SET PROBLEM:
Answer with one number: how many lines hold "sommets".

INPUT FOR THIS TASK:
>>>

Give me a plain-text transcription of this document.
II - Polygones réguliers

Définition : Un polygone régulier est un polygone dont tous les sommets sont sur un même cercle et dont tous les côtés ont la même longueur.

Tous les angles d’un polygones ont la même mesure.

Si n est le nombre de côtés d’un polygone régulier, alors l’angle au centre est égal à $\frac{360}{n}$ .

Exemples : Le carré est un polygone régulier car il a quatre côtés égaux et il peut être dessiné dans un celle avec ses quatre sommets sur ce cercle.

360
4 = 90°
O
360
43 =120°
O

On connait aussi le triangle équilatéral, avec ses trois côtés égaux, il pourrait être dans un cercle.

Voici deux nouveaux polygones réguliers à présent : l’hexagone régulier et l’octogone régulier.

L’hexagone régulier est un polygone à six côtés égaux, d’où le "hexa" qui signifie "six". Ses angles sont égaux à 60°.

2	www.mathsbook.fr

<<<
>>>

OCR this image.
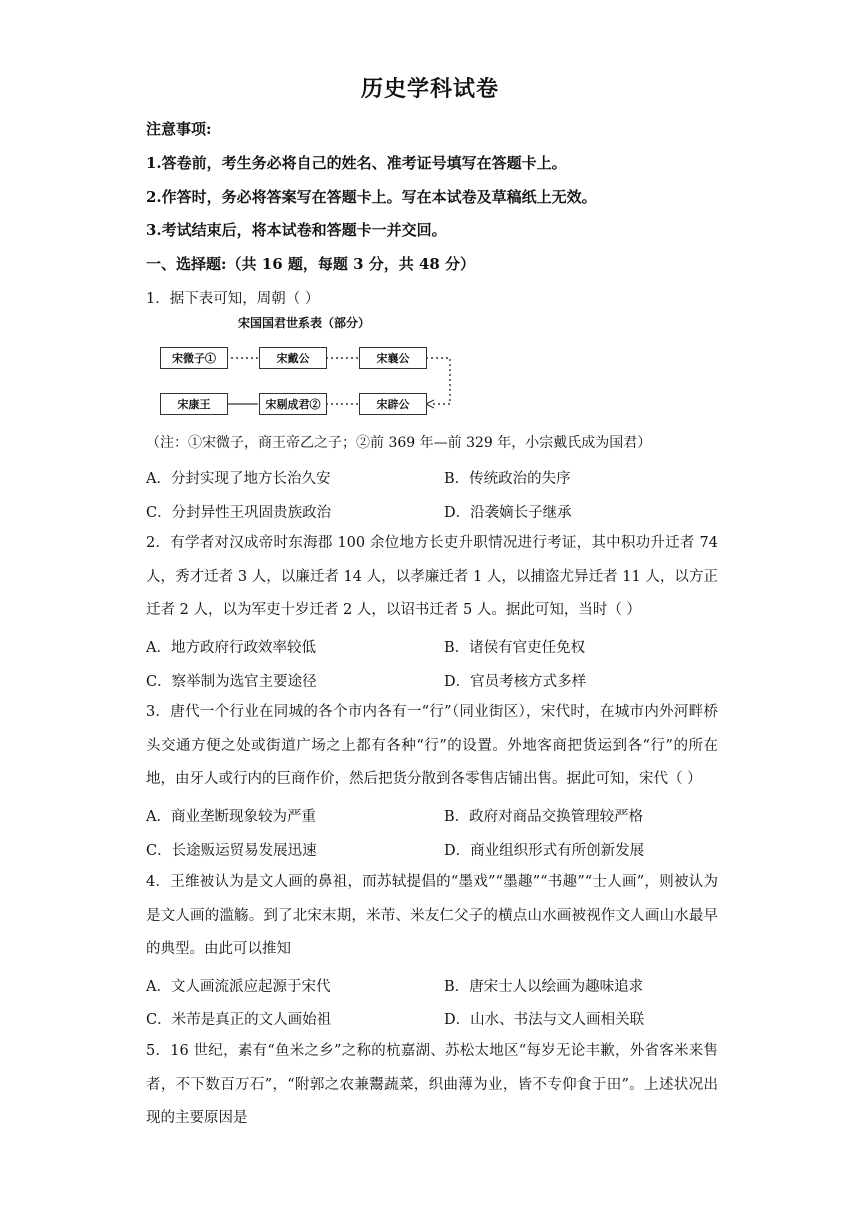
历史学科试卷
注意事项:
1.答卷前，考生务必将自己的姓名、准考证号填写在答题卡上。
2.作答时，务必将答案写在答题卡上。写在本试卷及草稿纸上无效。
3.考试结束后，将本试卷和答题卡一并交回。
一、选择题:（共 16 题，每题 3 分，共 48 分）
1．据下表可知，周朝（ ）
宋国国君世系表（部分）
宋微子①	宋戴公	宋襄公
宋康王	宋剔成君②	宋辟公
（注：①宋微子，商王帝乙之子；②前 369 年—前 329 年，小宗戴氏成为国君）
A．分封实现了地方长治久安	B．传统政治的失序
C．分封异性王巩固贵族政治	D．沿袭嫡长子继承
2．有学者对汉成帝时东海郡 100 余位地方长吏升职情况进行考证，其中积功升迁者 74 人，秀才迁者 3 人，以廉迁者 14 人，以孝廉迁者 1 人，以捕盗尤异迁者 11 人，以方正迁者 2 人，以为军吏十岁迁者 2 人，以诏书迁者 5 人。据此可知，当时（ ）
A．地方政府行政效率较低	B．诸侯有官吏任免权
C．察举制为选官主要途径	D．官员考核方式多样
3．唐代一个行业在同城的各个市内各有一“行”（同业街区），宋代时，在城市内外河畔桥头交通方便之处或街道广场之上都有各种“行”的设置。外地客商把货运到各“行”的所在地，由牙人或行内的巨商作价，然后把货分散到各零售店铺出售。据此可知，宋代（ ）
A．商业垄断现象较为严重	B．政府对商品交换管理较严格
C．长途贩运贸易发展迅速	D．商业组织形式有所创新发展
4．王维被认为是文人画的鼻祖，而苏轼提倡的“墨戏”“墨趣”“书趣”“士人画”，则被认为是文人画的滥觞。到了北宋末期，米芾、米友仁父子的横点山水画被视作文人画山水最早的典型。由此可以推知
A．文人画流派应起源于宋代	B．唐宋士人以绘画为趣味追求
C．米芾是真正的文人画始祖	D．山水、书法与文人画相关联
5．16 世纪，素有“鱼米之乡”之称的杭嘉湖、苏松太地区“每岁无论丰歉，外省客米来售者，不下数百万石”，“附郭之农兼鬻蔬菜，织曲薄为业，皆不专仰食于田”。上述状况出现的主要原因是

<<<
>>>

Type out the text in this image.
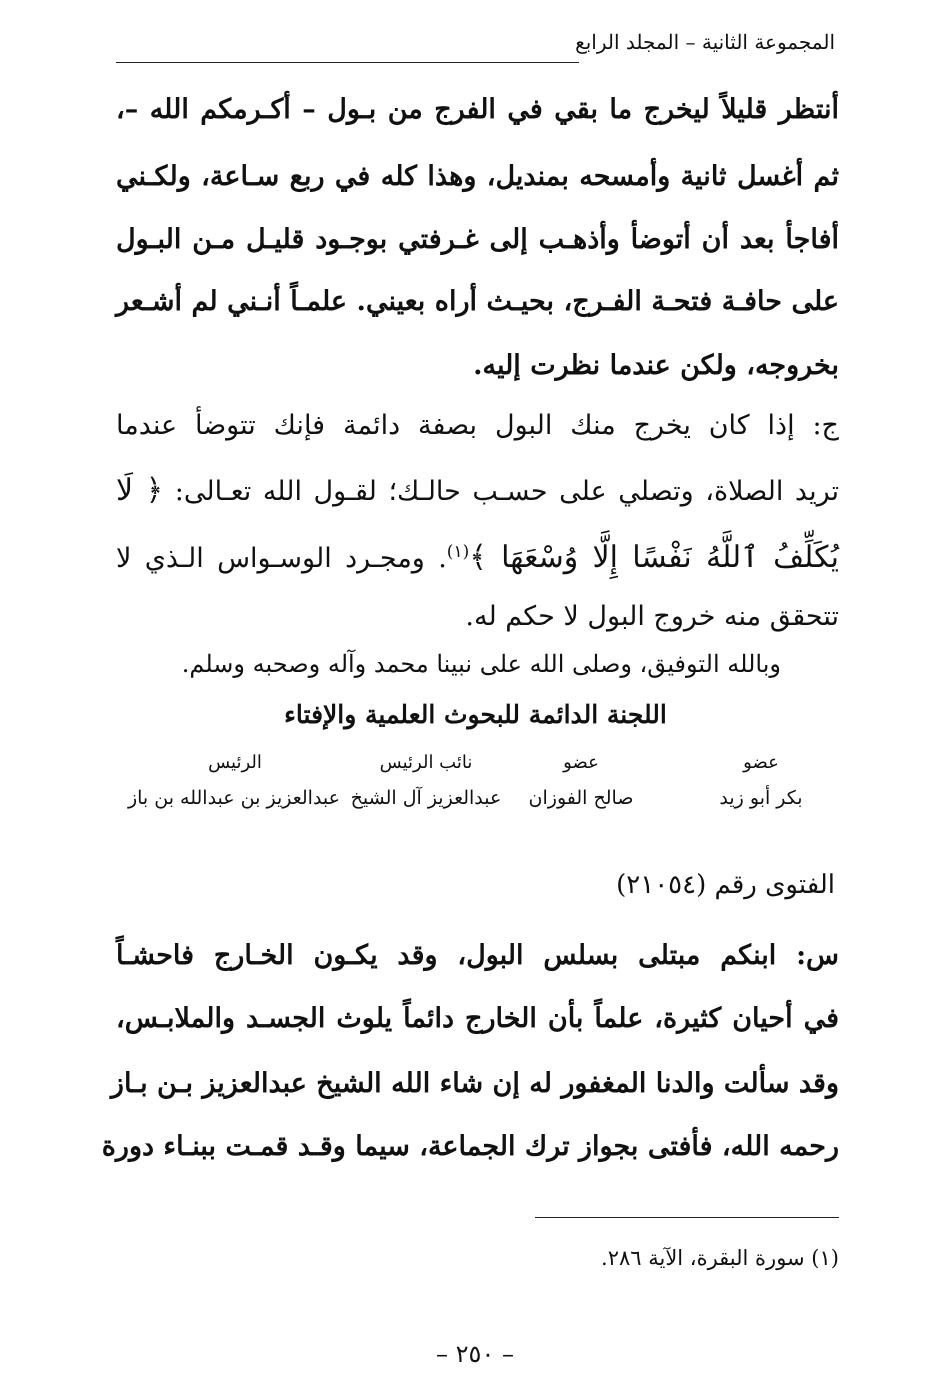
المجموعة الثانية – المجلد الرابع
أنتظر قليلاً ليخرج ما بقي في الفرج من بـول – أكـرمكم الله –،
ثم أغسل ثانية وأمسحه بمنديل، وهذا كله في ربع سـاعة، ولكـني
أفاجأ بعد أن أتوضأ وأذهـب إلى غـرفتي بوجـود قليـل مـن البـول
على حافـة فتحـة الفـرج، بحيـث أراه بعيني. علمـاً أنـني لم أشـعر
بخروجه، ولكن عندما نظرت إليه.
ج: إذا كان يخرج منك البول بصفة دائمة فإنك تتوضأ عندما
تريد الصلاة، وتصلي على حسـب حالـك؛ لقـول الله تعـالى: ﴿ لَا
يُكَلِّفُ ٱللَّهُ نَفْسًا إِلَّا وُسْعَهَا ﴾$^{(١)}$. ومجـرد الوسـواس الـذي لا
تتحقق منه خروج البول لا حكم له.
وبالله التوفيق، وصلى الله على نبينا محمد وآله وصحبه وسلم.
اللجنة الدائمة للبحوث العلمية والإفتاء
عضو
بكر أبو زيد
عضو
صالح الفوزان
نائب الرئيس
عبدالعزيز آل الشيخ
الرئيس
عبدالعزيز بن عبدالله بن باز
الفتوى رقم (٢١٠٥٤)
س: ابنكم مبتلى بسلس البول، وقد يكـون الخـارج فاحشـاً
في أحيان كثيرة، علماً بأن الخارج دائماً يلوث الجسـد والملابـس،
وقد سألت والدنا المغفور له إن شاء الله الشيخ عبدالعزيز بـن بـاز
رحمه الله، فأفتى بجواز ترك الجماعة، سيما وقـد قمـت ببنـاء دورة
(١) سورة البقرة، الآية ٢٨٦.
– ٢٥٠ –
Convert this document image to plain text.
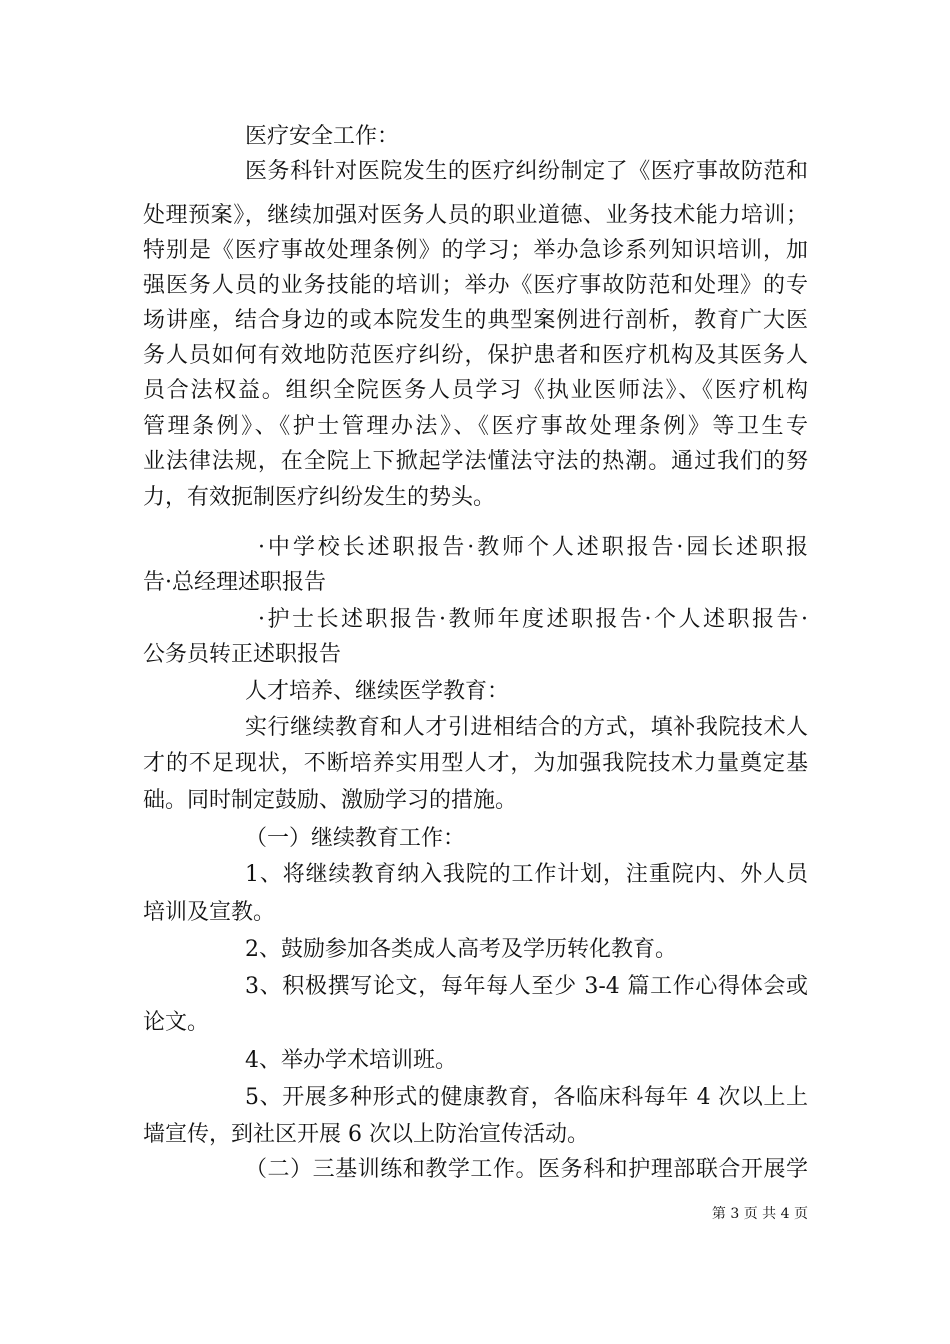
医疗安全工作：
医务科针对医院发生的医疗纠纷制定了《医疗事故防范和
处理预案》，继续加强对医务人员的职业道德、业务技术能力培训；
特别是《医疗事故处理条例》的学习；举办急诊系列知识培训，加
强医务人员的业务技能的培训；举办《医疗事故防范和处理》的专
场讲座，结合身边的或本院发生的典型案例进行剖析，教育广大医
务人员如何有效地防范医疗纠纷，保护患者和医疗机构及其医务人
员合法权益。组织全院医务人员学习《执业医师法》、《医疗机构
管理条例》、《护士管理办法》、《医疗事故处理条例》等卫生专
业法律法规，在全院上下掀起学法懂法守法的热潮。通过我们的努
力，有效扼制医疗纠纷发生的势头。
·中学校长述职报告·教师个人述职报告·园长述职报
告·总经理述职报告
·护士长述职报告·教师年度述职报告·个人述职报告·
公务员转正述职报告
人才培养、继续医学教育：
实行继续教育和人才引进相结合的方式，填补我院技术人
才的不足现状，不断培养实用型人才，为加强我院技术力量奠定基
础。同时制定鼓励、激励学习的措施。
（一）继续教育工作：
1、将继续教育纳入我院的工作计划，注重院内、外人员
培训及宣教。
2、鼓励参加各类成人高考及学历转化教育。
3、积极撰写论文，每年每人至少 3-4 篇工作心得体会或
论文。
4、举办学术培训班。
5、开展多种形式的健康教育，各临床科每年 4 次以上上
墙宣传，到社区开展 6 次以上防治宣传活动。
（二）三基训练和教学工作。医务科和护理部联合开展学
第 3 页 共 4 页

<<<

EXERCISE ANSWER:
2